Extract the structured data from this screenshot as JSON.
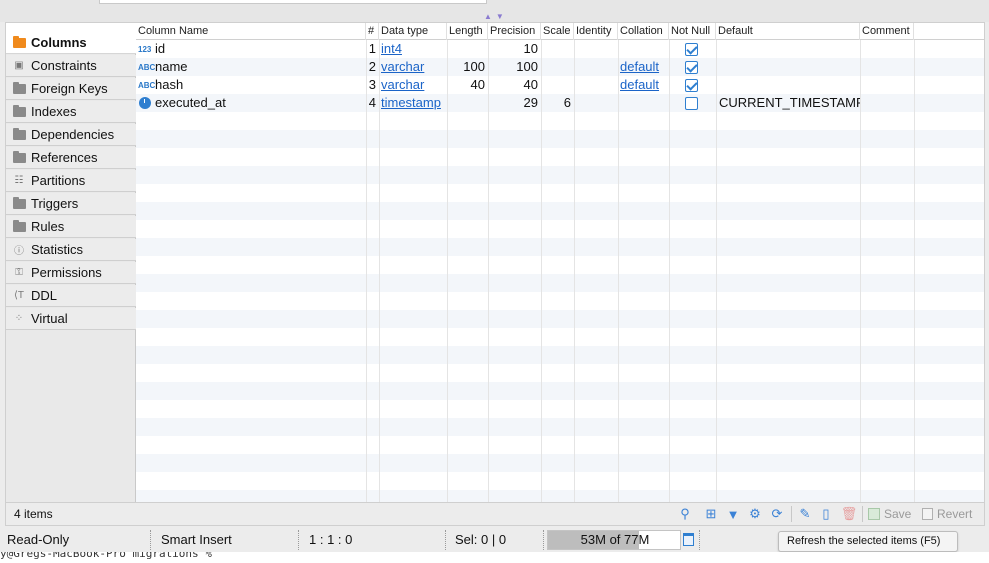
{
  "tabs": [
    {
      "label": "Columns",
      "icon": "columns-icon",
      "active": true
    },
    {
      "label": "Constraints",
      "icon": "constraints-icon"
    },
    {
      "label": "Foreign Keys",
      "icon": "folder-icon"
    },
    {
      "label": "Indexes",
      "icon": "folder-icon"
    },
    {
      "label": "Dependencies",
      "icon": "folder-icon"
    },
    {
      "label": "References",
      "icon": "folder-icon"
    },
    {
      "label": "Partitions",
      "icon": "partitions-icon"
    },
    {
      "label": "Triggers",
      "icon": "folder-icon"
    },
    {
      "label": "Rules",
      "icon": "folder-icon"
    },
    {
      "label": "Statistics",
      "icon": "info-icon"
    },
    {
      "label": "Permissions",
      "icon": "permissions-icon"
    },
    {
      "label": "DDL",
      "icon": "ddl-icon"
    },
    {
      "label": "Virtual",
      "icon": "virtual-icon"
    }
  ],
  "grid": {
    "headers": {
      "column_name": "Column Name",
      "num": "#",
      "data_type": "Data type",
      "length": "Length",
      "precision": "Precision",
      "scale": "Scale",
      "identity": "Identity",
      "collation": "Collation",
      "not_null": "Not Null",
      "default": "Default",
      "comment": "Comment"
    },
    "rows": [
      {
        "type_icon": "123",
        "name": "id",
        "num": "1",
        "data_type": "int4",
        "length": "",
        "precision": "10",
        "scale": "",
        "identity": "",
        "collation": "",
        "not_null": true,
        "default": "",
        "comment": ""
      },
      {
        "type_icon": "ABC",
        "name": "name",
        "num": "2",
        "data_type": "varchar",
        "length": "100",
        "precision": "100",
        "scale": "",
        "identity": "",
        "collation": "default",
        "not_null": true,
        "default": "",
        "comment": ""
      },
      {
        "type_icon": "ABC",
        "name": "hash",
        "num": "3",
        "data_type": "varchar",
        "length": "40",
        "precision": "40",
        "scale": "",
        "identity": "",
        "collation": "default",
        "not_null": true,
        "default": "",
        "comment": ""
      },
      {
        "type_icon": "clock",
        "name": "executed_at",
        "num": "4",
        "data_type": "timestamp",
        "length": "",
        "precision": "29",
        "scale": "6",
        "identity": "",
        "collation": "",
        "not_null": false,
        "default": "CURRENT_TIMESTAMP",
        "comment": ""
      }
    ]
  },
  "footer": {
    "items_count": "4 items",
    "save_label": "Save",
    "revert_label": "Revert"
  },
  "status": {
    "mode": "Read-Only",
    "insert_mode": "Smart Insert",
    "position": "1 : 1 : 0",
    "selection": "Sel: 0 | 0",
    "memory": "53M of 77M",
    "memory_fraction": 0.69
  },
  "tooltip": "Refresh the selected items (F5)",
  "terminal_line": "y@Gregs-MacBook-Pro migrations % "
}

————————

Aim of the exercise:
Repeat everything in the records precisely. Images are excluded from the copy.

The output:
Extract the structured data from this screenshot as JSON.
{
  "tabs": [
    {
      "label": "Columns",
      "icon": "columns-icon",
      "active": true
    },
    {
      "label": "Constraints",
      "icon": "constraints-icon"
    },
    {
      "label": "Foreign Keys",
      "icon": "folder-icon"
    },
    {
      "label": "Indexes",
      "icon": "folder-icon"
    },
    {
      "label": "Dependencies",
      "icon": "folder-icon"
    },
    {
      "label": "References",
      "icon": "folder-icon"
    },
    {
      "label": "Partitions",
      "icon": "partitions-icon"
    },
    {
      "label": "Triggers",
      "icon": "folder-icon"
    },
    {
      "label": "Rules",
      "icon": "folder-icon"
    },
    {
      "label": "Statistics",
      "icon": "info-icon"
    },
    {
      "label": "Permissions",
      "icon": "permissions-icon"
    },
    {
      "label": "DDL",
      "icon": "ddl-icon"
    },
    {
      "label": "Virtual",
      "icon": "virtual-icon"
    }
  ],
  "grid": {
    "headers": {
      "column_name": "Column Name",
      "num": "#",
      "data_type": "Data type",
      "length": "Length",
      "precision": "Precision",
      "scale": "Scale",
      "identity": "Identity",
      "collation": "Collation",
      "not_null": "Not Null",
      "default": "Default",
      "comment": "Comment"
    },
    "rows": [
      {
        "type_icon": "123",
        "name": "id",
        "num": "1",
        "data_type": "int4",
        "length": "",
        "precision": "10",
        "scale": "",
        "identity": "",
        "collation": "",
        "not_null": true,
        "default": "",
        "comment": ""
      },
      {
        "type_icon": "ABC",
        "name": "name",
        "num": "2",
        "data_type": "varchar",
        "length": "100",
        "precision": "100",
        "scale": "",
        "identity": "",
        "collation": "default",
        "not_null": true,
        "default": "",
        "comment": ""
      },
      {
        "type_icon": "ABC",
        "name": "hash",
        "num": "3",
        "data_type": "varchar",
        "length": "40",
        "precision": "40",
        "scale": "",
        "identity": "",
        "collation": "default",
        "not_null": true,
        "default": "",
        "comment": ""
      },
      {
        "type_icon": "clock",
        "name": "executed_at",
        "num": "4",
        "data_type": "timestamp",
        "length": "",
        "precision": "29",
        "scale": "6",
        "identity": "",
        "collation": "",
        "not_null": false,
        "default": "CURRENT_TIMESTAMP",
        "comment": ""
      }
    ]
  },
  "footer": {
    "items_count": "4 items",
    "save_label": "Save",
    "revert_label": "Revert"
  },
  "status": {
    "mode": "Read-Only",
    "insert_mode": "Smart Insert",
    "position": "1 : 1 : 0",
    "selection": "Sel: 0 | 0",
    "memory": "53M of 77M",
    "memory_fraction": 0.69
  },
  "tooltip": "Refresh the selected items (F5)",
  "terminal_line": "y@Gregs-MacBook-Pro migrations % "
}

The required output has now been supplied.